Stored data
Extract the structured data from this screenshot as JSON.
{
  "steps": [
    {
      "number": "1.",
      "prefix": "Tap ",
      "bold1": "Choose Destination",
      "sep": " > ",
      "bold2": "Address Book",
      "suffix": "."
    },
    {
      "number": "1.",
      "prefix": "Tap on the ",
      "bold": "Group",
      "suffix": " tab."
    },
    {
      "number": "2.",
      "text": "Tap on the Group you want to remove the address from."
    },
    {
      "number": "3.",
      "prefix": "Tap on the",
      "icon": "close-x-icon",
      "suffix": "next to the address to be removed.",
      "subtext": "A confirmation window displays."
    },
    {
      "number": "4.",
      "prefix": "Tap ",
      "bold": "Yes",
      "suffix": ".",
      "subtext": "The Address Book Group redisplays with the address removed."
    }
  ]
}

• **Problem details**:
Reproduce every line of the material above exactly.

• **Answer for this exercise**:
Extract the structured data from this screenshot as JSON.
{
  "steps": [
    {
      "number": "1.",
      "prefix": "Tap ",
      "bold1": "Choose Destination",
      "sep": " > ",
      "bold2": "Address Book",
      "suffix": "."
    },
    {
      "number": "1.",
      "prefix": "Tap on the ",
      "bold": "Group",
      "suffix": " tab."
    },
    {
      "number": "2.",
      "text": "Tap on the Group you want to remove the address from."
    },
    {
      "number": "3.",
      "prefix": "Tap on the",
      "icon": "close-x-icon",
      "suffix": "next to the address to be removed.",
      "subtext": "A confirmation window displays."
    },
    {
      "number": "4.",
      "prefix": "Tap ",
      "bold": "Yes",
      "suffix": ".",
      "subtext": "The Address Book Group redisplays with the address removed."
    }
  ]
}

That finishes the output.